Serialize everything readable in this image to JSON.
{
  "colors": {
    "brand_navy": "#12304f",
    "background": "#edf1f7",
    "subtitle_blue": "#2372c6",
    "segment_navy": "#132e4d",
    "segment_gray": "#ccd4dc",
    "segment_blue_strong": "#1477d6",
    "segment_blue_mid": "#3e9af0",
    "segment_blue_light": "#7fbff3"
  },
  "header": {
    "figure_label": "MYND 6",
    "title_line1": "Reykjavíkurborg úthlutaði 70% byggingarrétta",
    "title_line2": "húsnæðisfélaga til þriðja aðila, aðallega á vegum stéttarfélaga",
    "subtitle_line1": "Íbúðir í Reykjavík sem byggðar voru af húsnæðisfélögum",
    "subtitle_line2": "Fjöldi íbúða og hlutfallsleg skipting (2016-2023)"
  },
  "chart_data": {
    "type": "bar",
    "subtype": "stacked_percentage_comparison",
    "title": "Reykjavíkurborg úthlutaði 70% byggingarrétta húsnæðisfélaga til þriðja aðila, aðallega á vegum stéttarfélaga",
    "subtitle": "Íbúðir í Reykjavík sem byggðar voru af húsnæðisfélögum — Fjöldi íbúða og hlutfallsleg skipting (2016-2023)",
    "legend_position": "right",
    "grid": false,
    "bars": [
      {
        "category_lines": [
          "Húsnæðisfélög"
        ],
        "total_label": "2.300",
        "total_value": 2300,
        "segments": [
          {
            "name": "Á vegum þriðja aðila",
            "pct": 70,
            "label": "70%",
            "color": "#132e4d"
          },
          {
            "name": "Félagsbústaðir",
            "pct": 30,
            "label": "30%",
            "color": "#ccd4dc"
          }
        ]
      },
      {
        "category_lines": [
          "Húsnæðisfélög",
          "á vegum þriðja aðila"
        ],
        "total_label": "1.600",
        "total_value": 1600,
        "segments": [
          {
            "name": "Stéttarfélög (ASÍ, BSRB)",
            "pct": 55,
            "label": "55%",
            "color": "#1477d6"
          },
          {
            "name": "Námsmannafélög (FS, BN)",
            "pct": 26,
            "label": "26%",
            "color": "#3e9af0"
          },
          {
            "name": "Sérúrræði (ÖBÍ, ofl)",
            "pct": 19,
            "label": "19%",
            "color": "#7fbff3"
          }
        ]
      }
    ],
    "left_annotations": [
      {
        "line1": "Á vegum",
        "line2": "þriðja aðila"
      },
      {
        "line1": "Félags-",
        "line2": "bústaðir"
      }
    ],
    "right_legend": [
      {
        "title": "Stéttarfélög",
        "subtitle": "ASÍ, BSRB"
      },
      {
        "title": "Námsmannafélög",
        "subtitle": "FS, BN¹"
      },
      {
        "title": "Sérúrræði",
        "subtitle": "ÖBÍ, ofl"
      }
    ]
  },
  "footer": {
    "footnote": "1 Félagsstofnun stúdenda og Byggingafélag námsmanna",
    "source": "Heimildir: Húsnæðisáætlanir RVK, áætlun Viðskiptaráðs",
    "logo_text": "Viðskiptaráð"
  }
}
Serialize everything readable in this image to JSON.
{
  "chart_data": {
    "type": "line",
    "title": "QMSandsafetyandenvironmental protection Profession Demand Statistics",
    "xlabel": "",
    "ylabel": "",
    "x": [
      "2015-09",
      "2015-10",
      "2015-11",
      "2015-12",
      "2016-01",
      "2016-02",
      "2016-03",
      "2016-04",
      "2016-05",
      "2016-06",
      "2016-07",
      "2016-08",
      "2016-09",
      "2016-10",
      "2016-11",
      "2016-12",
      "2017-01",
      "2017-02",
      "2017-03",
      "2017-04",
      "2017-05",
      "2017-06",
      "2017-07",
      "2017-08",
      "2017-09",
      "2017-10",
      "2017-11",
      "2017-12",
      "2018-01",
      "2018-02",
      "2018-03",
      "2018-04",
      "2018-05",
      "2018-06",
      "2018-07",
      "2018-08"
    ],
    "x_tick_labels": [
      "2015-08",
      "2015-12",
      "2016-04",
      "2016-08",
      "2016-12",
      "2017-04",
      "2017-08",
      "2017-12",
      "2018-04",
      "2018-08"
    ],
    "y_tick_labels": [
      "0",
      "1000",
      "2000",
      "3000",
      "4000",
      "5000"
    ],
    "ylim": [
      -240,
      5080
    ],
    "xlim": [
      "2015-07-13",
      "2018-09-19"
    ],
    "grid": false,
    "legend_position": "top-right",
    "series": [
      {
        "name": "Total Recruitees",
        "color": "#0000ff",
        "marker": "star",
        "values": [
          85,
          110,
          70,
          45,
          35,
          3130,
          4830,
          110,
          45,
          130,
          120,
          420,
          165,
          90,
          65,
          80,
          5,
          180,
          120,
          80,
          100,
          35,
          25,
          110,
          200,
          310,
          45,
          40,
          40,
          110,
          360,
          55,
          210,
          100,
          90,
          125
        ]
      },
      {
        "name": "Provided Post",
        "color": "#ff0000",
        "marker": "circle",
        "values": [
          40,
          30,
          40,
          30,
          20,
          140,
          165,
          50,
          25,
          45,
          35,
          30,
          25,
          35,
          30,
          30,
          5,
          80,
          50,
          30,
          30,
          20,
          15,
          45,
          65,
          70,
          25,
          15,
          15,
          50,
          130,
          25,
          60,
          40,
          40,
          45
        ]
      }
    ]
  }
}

──────────────────────────────

Find the word "vegum" in the entries above and gather every line that holds it.

    "title_line2": "húsnæðisfélaga til þriðja aðila, aðallega á vegum stéttarfélaga",
    "title": "Reykjavíkurborg úthlutaði 70% byggingarrétta húsnæðisfélaga til þriðja aðila, aðallega á vegum stéttarfélaga",
            "name": "Á vegum þriðja aðila",
          "á vegum þriðja aðila"
        "line1": "Á vegum",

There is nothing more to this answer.